Stored records ::
----

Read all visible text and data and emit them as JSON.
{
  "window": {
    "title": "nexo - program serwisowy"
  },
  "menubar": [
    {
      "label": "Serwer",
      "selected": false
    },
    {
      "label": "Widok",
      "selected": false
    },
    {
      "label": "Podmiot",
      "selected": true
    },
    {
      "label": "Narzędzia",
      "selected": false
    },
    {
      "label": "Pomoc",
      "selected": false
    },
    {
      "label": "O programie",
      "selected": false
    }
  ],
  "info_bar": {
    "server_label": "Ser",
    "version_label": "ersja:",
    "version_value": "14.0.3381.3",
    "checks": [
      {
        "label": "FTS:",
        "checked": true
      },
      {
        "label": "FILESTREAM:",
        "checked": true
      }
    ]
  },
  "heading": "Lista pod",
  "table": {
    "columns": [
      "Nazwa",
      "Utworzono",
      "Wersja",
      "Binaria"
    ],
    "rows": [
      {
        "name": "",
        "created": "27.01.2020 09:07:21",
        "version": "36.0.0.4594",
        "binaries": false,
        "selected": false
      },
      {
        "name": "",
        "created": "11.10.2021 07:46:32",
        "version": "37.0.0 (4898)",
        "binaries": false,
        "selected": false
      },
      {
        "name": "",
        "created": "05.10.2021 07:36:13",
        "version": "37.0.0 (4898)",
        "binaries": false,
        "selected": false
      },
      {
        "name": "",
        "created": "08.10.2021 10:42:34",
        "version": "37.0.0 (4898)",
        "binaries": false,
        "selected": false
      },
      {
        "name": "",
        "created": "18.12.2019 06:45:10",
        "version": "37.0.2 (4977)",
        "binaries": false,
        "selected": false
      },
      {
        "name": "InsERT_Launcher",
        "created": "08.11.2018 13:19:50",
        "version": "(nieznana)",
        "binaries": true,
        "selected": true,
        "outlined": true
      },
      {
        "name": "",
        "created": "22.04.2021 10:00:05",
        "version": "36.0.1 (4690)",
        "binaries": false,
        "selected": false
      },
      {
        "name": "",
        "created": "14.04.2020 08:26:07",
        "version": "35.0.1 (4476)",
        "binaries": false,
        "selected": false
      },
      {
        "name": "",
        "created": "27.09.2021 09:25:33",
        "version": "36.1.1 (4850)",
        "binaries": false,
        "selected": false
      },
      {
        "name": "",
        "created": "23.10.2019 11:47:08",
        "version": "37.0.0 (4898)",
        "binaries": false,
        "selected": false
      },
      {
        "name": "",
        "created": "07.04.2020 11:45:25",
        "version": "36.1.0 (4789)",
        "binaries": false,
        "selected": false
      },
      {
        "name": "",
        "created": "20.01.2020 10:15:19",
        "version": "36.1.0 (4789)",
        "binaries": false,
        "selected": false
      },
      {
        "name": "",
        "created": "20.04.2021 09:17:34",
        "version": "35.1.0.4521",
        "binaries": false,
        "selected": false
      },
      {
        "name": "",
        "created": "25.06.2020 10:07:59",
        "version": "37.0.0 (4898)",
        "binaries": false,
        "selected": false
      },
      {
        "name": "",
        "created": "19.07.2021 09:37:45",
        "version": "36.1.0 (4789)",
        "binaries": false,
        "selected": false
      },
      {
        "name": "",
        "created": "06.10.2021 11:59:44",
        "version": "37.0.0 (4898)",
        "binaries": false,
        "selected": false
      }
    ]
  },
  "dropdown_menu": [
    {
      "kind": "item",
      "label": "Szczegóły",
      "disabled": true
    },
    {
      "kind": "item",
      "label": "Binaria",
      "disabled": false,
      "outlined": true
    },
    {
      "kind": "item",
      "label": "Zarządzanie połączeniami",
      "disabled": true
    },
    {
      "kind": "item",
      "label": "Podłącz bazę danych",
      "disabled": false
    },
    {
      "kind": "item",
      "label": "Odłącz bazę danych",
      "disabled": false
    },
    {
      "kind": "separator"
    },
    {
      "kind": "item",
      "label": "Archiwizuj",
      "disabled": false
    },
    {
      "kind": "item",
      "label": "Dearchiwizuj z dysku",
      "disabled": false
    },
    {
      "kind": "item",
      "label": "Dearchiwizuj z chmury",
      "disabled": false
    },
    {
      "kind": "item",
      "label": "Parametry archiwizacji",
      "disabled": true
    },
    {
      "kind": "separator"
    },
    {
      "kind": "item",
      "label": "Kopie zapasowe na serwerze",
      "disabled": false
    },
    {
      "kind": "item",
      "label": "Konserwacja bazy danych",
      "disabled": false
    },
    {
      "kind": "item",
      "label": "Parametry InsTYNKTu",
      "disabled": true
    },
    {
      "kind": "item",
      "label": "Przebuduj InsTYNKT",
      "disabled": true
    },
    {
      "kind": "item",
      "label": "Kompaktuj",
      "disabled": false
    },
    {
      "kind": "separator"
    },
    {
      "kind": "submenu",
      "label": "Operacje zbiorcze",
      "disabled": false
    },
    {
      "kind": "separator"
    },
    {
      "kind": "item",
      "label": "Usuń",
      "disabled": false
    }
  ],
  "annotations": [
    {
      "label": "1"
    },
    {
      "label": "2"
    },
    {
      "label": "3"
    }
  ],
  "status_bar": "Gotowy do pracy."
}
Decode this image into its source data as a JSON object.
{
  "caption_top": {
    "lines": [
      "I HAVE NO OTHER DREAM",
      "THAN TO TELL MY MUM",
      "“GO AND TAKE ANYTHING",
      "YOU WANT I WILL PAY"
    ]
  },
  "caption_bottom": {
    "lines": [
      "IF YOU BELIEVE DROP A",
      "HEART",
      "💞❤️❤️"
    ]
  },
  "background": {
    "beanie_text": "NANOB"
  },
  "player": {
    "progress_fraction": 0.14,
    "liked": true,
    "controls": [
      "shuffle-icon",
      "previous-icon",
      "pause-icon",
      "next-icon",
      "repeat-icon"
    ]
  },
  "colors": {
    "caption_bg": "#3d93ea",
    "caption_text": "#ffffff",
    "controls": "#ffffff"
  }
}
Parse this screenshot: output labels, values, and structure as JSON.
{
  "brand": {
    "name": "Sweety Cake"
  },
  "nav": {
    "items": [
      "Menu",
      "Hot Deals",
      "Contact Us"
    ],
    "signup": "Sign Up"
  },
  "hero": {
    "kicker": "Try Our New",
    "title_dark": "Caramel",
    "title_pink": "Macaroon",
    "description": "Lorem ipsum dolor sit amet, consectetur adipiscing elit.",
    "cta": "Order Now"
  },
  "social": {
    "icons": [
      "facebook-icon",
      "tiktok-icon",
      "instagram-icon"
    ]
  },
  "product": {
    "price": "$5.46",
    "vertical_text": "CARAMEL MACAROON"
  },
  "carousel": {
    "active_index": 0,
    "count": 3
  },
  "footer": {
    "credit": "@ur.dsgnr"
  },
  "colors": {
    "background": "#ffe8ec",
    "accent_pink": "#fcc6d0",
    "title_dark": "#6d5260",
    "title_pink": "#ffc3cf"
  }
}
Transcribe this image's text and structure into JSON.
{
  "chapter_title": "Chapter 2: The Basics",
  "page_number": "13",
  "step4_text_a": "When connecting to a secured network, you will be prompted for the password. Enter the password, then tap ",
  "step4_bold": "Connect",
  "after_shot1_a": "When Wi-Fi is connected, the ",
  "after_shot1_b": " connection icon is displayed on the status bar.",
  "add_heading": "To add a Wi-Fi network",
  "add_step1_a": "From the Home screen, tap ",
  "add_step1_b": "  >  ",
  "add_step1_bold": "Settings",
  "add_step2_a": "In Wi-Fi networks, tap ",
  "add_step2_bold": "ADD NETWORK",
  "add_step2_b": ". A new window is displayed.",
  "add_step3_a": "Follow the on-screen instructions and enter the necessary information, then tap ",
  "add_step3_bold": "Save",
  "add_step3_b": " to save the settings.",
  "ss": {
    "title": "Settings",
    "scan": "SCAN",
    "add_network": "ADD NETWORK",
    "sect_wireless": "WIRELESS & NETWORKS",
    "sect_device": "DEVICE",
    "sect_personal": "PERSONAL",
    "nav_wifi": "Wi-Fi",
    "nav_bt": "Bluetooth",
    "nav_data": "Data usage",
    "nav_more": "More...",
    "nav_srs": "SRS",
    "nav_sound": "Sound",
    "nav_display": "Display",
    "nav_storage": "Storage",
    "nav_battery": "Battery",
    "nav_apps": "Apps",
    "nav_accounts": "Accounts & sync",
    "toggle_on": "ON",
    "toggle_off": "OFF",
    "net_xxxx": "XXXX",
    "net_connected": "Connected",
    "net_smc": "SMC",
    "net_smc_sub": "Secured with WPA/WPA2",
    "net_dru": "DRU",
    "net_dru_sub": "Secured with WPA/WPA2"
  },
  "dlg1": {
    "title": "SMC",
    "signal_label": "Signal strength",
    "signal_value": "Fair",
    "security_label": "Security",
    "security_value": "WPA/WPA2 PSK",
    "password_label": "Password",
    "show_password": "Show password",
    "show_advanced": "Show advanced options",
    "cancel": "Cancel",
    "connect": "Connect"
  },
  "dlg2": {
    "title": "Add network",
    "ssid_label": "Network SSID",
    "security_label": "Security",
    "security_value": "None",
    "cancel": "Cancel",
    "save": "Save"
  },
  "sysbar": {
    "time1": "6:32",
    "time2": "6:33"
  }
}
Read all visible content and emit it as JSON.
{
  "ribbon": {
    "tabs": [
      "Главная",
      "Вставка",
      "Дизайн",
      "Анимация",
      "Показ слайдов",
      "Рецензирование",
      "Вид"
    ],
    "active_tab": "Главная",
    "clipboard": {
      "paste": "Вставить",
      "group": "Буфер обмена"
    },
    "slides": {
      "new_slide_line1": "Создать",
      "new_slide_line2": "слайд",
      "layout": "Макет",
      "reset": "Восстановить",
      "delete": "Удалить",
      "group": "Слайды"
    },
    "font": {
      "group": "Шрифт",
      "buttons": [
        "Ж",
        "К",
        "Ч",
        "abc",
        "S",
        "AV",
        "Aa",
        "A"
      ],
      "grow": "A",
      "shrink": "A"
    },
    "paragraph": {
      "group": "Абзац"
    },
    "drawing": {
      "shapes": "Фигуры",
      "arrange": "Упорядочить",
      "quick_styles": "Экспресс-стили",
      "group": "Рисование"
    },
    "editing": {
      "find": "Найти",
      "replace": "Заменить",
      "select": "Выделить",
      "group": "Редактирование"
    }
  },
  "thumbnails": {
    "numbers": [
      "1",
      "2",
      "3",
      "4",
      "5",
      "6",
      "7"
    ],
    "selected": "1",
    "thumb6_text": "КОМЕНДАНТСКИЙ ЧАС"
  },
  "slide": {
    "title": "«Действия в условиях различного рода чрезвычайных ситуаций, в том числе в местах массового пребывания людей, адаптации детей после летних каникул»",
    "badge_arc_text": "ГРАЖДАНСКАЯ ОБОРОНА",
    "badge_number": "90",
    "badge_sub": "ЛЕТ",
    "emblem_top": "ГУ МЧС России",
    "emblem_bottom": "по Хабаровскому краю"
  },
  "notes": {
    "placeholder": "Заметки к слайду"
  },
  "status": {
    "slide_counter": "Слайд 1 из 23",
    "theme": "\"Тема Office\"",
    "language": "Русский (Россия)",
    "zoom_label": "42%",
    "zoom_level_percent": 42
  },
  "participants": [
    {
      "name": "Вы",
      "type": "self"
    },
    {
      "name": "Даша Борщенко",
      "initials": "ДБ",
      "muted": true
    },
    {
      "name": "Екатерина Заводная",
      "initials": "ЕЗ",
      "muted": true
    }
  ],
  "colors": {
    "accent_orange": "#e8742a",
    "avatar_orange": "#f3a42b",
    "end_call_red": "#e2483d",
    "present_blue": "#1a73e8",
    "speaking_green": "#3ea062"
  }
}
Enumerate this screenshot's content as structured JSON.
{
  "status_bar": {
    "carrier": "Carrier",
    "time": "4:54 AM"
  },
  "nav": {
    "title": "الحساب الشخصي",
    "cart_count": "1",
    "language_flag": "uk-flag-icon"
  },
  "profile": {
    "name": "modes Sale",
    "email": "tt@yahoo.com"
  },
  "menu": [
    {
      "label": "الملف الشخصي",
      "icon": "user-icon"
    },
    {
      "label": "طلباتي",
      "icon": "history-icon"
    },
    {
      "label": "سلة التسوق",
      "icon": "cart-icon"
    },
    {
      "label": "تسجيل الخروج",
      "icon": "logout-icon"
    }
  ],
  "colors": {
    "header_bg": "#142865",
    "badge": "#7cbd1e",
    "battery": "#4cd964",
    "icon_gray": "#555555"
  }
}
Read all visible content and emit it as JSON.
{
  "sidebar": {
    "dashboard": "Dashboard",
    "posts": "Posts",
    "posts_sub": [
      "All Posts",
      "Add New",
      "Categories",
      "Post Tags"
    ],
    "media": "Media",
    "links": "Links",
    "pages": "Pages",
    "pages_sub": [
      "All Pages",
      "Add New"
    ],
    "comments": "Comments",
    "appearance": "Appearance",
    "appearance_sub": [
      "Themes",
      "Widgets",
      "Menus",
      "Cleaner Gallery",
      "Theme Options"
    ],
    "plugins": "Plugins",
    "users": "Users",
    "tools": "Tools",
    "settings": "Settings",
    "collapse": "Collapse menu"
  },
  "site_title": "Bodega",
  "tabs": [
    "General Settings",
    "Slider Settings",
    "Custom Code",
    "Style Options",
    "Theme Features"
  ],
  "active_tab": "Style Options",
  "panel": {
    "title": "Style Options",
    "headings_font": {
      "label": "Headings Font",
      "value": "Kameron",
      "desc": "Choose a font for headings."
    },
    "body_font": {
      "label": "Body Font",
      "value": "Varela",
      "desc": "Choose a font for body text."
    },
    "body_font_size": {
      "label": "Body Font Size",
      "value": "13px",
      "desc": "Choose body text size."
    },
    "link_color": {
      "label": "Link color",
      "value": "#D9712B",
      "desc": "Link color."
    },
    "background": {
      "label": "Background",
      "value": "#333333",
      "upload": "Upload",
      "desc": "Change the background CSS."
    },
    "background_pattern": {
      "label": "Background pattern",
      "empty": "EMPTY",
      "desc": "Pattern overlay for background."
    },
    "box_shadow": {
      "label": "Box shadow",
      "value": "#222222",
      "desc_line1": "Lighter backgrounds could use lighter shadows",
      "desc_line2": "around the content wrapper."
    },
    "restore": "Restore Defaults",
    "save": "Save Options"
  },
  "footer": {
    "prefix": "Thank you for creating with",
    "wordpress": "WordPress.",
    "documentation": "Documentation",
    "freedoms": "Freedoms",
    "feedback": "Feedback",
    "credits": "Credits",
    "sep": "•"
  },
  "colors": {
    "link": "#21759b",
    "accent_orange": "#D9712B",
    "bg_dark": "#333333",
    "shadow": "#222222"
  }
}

----

Aim ::
Identify the lines above with the word "JSON". Copy them.

Expected answer ::
Read all visible text and data and emit them as JSON.
Decode this image into its source data as a JSON object.
Parse this screenshot: output labels, values, and structure as JSON.
Transcribe this image's text and structure into JSON.
Read all visible content and emit it as JSON.
Enumerate this screenshot's content as structured JSON.
Read all visible content and emit it as JSON.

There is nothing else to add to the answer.